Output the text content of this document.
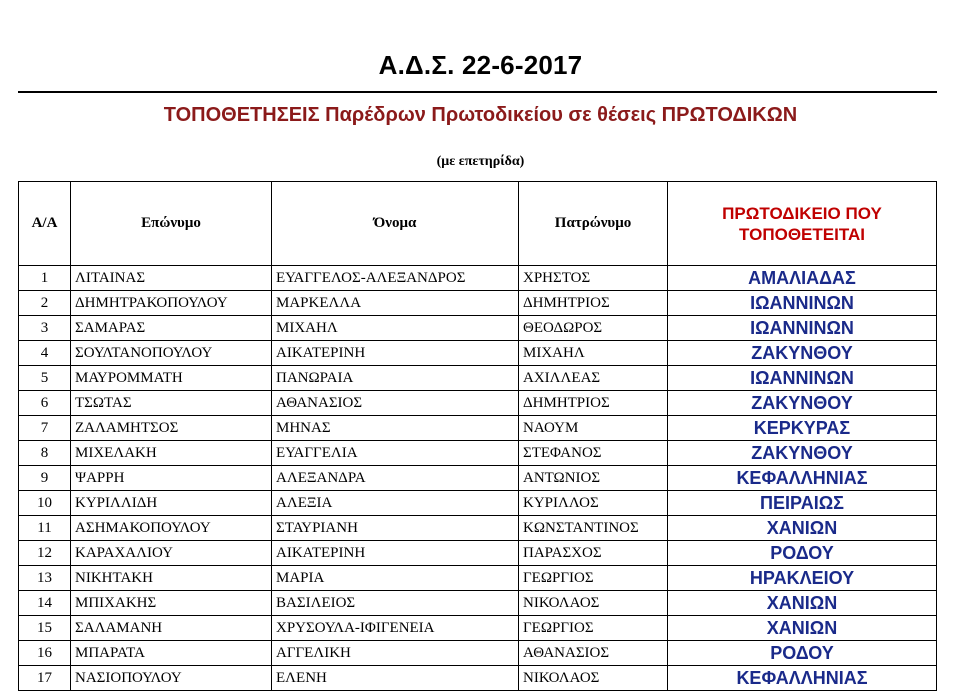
Α.Δ.Σ. 22-6-2017
ΤΟΠΟΘΕΤΗΣΕΙΣ Παρέδρων Πρωτοδικείου σε θέσεις ΠΡΩΤΟΔΙΚΩΝ
(με επετηρίδα)
Α/Α	Επώνυμο	Όνομα	Πατρώνυμο	ΠΡΩΤΟΔΙΚΕΙΟ ΠΟΥ ΤΟΠΟΘΕΤΕΙΤΑΙ
1	ΛΙΤΑΙΝΑΣ	ΕΥΑΓΓΕΛΟΣ-ΑΛΕΞΑΝΔΡΟΣ	ΧΡΗΣΤΟΣ	ΑΜΑΛΙΑΔΑΣ
2	ΔΗΜΗΤΡΑΚΟΠΟΥΛΟΥ	ΜΑΡΚΕΛΛΑ	ΔΗΜΗΤΡΙΟΣ	ΙΩΑΝΝΙΝΩΝ
3	ΣΑΜΑΡΑΣ	ΜΙΧΑΗΛ	ΘΕΟΔΩΡΟΣ	ΙΩΑΝΝΙΝΩΝ
4	ΣΟΥΛΤΑΝΟΠΟΥΛΟΥ	ΑΙΚΑΤΕΡΙΝΗ	ΜΙΧΑΗΛ	ΖΑΚΥΝΘΟΥ
5	ΜΑΥΡΟΜΜΑΤΗ	ΠΑΝΩΡΑΙΑ	ΑΧΙΛΛΕΑΣ	ΙΩΑΝΝΙΝΩΝ
6	ΤΣΩΤΑΣ	ΑΘΑΝΑΣΙΟΣ	ΔΗΜΗΤΡΙΟΣ	ΖΑΚΥΝΘΟΥ
7	ΖΑΛΑΜΗΤΣΟΣ	ΜΗΝΑΣ	ΝΑΟΥΜ	ΚΕΡΚΥΡΑΣ
8	ΜΙΧΕΛΑΚΗ	ΕΥΑΓΓΕΛΙΑ	ΣΤΕΦΑΝΟΣ	ΖΑΚΥΝΘΟΥ
9	ΨΑΡΡΗ	ΑΛΕΞΑΝΔΡΑ	ΑΝΤΩΝΙΟΣ	ΚΕΦΑΛΛΗΝΙΑΣ
10	ΚΥΡΙΛΛΙΔΗ	ΑΛΕΞΙΑ	ΚΥΡΙΛΛΟΣ	ΠΕΙΡΑΙΩΣ
11	ΑΣΗΜΑΚΟΠΟΥΛΟΥ	ΣΤΑΥΡΙΑΝΗ	ΚΩΝΣΤΑΝΤΙΝΟΣ	ΧΑΝΙΩΝ
12	ΚΑΡΑΧΑΛΙΟΥ	ΑΙΚΑΤΕΡΙΝΗ	ΠΑΡΑΣΧΟΣ	ΡΟΔΟΥ
13	ΝΙΚΗΤΑΚΗ	ΜΑΡΙΑ	ΓΕΩΡΓΙΟΣ	ΗΡΑΚΛΕΙΟΥ
14	ΜΠΙΧΑΚΗΣ	ΒΑΣΙΛΕΙΟΣ	ΝΙΚΟΛΑΟΣ	ΧΑΝΙΩΝ
15	ΣΑΛΑΜΑΝΗ	ΧΡΥΣΟΥΛΑ-ΙΦΙΓΕΝΕΙΑ	ΓΕΩΡΓΙΟΣ	ΧΑΝΙΩΝ
16	ΜΠΑΡΑΤΑ	ΑΓΓΕΛΙΚΗ	ΑΘΑΝΑΣΙΟΣ	ΡΟΔΟΥ
17	ΝΑΣΙΟΠΟΥΛΟΥ	ΕΛΕΝΗ	ΝΙΚΟΛΑΟΣ	ΚΕΦΑΛΛΗΝΙΑΣ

### PROBLEM DESCRIPTION
Look through the entries above for the word "ΔΗΜΗΤΡΙΟΣ". Copy every line where it shows up.

### TASK SOLUTION
2	ΔΗΜΗΤΡΑΚΟΠΟΥΛΟΥ	ΜΑΡΚΕΛΛΑ	ΔΗΜΗΤΡΙΟΣ	ΙΩΑΝΝΙΝΩΝ
6	ΤΣΩΤΑΣ	ΑΘΑΝΑΣΙΟΣ	ΔΗΜΗΤΡΙΟΣ	ΖΑΚΥΝΘΟΥ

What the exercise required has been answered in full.